**Job:** In the records below, find the line containing "Give me a plain-text"; give it again exactly, along with every line that follows, and nothing else.

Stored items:
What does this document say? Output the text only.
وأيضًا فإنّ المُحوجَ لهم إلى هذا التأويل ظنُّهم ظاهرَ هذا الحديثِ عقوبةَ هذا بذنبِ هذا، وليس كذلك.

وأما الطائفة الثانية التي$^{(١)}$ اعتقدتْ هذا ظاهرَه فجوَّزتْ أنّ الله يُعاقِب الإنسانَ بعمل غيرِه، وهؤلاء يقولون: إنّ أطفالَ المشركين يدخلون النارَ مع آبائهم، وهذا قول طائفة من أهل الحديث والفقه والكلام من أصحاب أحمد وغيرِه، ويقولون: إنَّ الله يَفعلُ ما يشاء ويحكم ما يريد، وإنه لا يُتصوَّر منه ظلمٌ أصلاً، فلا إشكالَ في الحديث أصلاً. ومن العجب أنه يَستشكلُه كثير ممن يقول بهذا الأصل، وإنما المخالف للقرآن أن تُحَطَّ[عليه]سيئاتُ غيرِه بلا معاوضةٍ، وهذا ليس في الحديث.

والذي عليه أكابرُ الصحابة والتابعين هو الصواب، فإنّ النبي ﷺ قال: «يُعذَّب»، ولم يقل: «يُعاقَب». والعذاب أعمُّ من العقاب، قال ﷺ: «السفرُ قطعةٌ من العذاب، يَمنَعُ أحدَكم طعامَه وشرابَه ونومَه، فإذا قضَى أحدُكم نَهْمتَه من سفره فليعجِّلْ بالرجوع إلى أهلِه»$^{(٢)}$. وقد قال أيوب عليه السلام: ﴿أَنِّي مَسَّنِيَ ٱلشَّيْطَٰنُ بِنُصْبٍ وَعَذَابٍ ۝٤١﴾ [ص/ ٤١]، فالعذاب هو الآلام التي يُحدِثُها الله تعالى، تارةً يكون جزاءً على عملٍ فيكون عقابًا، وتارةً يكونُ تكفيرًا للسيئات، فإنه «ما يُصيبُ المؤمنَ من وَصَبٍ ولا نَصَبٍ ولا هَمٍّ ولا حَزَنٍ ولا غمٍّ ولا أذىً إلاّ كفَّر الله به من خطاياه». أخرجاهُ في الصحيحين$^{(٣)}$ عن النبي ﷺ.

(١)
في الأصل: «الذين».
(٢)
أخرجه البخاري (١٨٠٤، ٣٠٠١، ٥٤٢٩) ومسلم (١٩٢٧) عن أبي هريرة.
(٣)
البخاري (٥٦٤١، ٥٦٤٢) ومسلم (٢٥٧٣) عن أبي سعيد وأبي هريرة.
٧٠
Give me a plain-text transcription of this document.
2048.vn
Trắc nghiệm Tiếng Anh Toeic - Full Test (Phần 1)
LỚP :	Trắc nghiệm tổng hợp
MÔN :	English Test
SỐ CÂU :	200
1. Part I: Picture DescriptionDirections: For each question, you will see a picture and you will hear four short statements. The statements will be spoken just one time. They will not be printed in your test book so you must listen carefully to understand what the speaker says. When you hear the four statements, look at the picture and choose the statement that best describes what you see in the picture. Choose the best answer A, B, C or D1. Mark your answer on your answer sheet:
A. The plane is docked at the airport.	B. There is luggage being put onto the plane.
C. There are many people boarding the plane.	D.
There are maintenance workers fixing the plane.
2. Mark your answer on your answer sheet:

**Solution to this exercise:**
Give me a plain-text transcription of this document.
2048.vn
Trắc nghiệm Tiếng Anh Toeic - Full Test (Phần 1)
LỚP :	Trắc nghiệm tổng hợp
MÔN :	English Test
SỐ CÂU :	200
1. Part I: Picture DescriptionDirections: For each question, you will see a picture and you will hear four short statements. The statements will be spoken just one time. They will not be printed in your test book so you must listen carefully to understand what the speaker says. When you hear the four statements, look at the picture and choose the statement that best describes what you see in the picture. Choose the best answer A, B, C or D1. Mark your answer on your answer sheet:
A. The plane is docked at the airport.	B. There is luggage being put onto the plane.
C. There are many people boarding the plane.	D.
There are maintenance workers fixing the plane.
2. Mark your answer on your answer sheet:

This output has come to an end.